| EXERCISE DETAILS |
Output all of the records exactly as written.

— Begin DATA IN THIS EXERCISE —

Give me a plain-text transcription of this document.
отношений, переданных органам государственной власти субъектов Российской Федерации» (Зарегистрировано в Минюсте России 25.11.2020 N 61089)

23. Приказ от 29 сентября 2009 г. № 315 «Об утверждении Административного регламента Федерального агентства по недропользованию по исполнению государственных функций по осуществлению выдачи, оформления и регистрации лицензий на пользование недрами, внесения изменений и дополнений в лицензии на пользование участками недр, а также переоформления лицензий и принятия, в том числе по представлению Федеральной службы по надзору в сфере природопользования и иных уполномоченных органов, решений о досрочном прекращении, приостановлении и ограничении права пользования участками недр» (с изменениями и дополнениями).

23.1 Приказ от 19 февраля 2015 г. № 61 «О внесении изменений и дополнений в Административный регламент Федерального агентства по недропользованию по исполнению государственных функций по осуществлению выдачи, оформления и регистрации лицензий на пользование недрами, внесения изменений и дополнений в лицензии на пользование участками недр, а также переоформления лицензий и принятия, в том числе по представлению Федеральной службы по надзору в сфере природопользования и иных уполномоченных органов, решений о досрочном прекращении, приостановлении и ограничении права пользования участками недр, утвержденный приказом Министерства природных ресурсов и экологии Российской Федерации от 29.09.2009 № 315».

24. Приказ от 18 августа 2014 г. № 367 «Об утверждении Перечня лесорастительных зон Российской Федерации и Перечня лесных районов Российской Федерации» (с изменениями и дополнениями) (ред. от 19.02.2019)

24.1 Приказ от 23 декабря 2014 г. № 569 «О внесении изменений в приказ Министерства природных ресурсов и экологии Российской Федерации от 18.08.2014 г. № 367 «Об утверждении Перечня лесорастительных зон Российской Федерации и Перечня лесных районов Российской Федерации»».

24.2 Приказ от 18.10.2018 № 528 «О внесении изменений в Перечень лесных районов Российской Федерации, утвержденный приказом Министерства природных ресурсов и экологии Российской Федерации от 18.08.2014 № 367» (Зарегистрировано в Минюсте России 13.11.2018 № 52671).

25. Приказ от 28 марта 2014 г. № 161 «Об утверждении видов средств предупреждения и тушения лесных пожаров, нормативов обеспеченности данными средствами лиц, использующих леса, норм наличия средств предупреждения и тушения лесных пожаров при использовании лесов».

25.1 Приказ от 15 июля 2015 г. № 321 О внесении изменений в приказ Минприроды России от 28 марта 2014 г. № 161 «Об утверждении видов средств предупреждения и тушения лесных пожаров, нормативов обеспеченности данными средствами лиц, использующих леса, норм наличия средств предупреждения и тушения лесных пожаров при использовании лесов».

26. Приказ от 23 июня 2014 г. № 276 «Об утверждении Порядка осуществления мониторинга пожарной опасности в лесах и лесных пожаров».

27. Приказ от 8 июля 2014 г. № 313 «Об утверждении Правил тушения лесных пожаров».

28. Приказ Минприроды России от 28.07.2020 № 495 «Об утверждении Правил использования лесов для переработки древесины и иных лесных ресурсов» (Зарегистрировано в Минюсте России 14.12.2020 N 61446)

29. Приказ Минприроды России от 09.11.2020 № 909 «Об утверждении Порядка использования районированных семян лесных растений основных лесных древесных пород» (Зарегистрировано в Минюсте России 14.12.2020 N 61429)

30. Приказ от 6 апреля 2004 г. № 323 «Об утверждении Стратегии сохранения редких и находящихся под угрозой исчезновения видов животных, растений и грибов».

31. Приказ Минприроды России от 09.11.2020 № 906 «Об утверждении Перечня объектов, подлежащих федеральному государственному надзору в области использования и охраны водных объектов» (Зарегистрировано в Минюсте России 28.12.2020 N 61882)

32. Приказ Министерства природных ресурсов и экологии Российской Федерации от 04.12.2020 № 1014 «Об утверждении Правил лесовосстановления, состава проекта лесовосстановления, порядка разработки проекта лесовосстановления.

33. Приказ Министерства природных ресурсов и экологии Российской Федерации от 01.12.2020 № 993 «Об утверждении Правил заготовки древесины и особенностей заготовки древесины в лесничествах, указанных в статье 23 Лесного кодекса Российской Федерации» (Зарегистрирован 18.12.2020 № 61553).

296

— End DATA IN THIS EXERCISE —

| FULL SOLUTION |
Give me a plain-text transcription of this document.
отношений, переданных органам государственной власти субъектов Российской Федерации» (Зарегистрировано в Минюсте России 25.11.2020 N 61089)

23. Приказ от 29 сентября 2009 г. № 315 «Об утверждении Административного регламента Федерального агентства по недропользованию по исполнению государственных функций по осуществлению выдачи, оформления и регистрации лицензий на пользование недрами, внесения изменений и дополнений в лицензии на пользование участками недр, а также переоформления лицензий и принятия, в том числе по представлению Федеральной службы по надзору в сфере природопользования и иных уполномоченных органов, решений о досрочном прекращении, приостановлении и ограничении права пользования участками недр» (с изменениями и дополнениями).

23.1 Приказ от 19 февраля 2015 г. № 61 «О внесении изменений и дополнений в Административный регламент Федерального агентства по недропользованию по исполнению государственных функций по осуществлению выдачи, оформления и регистрации лицензий на пользование недрами, внесения изменений и дополнений в лицензии на пользование участками недр, а также переоформления лицензий и принятия, в том числе по представлению Федеральной службы по надзору в сфере природопользования и иных уполномоченных органов, решений о досрочном прекращении, приостановлении и ограничении права пользования участками недр, утвержденный приказом Министерства природных ресурсов и экологии Российской Федерации от 29.09.2009 № 315».

24. Приказ от 18 августа 2014 г. № 367 «Об утверждении Перечня лесорастительных зон Российской Федерации и Перечня лесных районов Российской Федерации» (с изменениями и дополнениями) (ред. от 19.02.2019)

24.1 Приказ от 23 декабря 2014 г. № 569 «О внесении изменений в приказ Министерства природных ресурсов и экологии Российской Федерации от 18.08.2014 г. № 367 «Об утверждении Перечня лесорастительных зон Российской Федерации и Перечня лесных районов Российской Федерации»».

24.2 Приказ от 18.10.2018 № 528 «О внесении изменений в Перечень лесных районов Российской Федерации, утвержденный приказом Министерства природных ресурсов и экологии Российской Федерации от 18.08.2014 № 367» (Зарегистрировано в Минюсте России 13.11.2018 № 52671).

25. Приказ от 28 марта 2014 г. № 161 «Об утверждении видов средств предупреждения и тушения лесных пожаров, нормативов обеспеченности данными средствами лиц, использующих леса, норм наличия средств предупреждения и тушения лесных пожаров при использовании лесов».

25.1 Приказ от 15 июля 2015 г. № 321 О внесении изменений в приказ Минприроды России от 28 марта 2014 г. № 161 «Об утверждении видов средств предупреждения и тушения лесных пожаров, нормативов обеспеченности данными средствами лиц, использующих леса, норм наличия средств предупреждения и тушения лесных пожаров при использовании лесов».

26. Приказ от 23 июня 2014 г. № 276 «Об утверждении Порядка осуществления мониторинга пожарной опасности в лесах и лесных пожаров».

27. Приказ от 8 июля 2014 г. № 313 «Об утверждении Правил тушения лесных пожаров».

28. Приказ Минприроды России от 28.07.2020 № 495 «Об утверждении Правил использования лесов для переработки древесины и иных лесных ресурсов» (Зарегистрировано в Минюсте России 14.12.2020 N 61446)

29. Приказ Минприроды России от 09.11.2020 № 909 «Об утверждении Порядка использования районированных семян лесных растений основных лесных древесных пород» (Зарегистрировано в Минюсте России 14.12.2020 N 61429)

30. Приказ от 6 апреля 2004 г. № 323 «Об утверждении Стратегии сохранения редких и находящихся под угрозой исчезновения видов животных, растений и грибов».

31. Приказ Минприроды России от 09.11.2020 № 906 «Об утверждении Перечня объектов, подлежащих федеральному государственному надзору в области использования и охраны водных объектов» (Зарегистрировано в Минюсте России 28.12.2020 N 61882)

32. Приказ Министерства природных ресурсов и экологии Российской Федерации от 04.12.2020 № 1014 «Об утверждении Правил лесовосстановления, состава проекта лесовосстановления, порядка разработки проекта лесовосстановления.

33. Приказ Министерства природных ресурсов и экологии Российской Федерации от 01.12.2020 № 993 «Об утверждении Правил заготовки древесины и особенностей заготовки древесины в лесничествах, указанных в статье 23 Лесного кодекса Российской Федерации» (Зарегистрирован 18.12.2020 № 61553).

296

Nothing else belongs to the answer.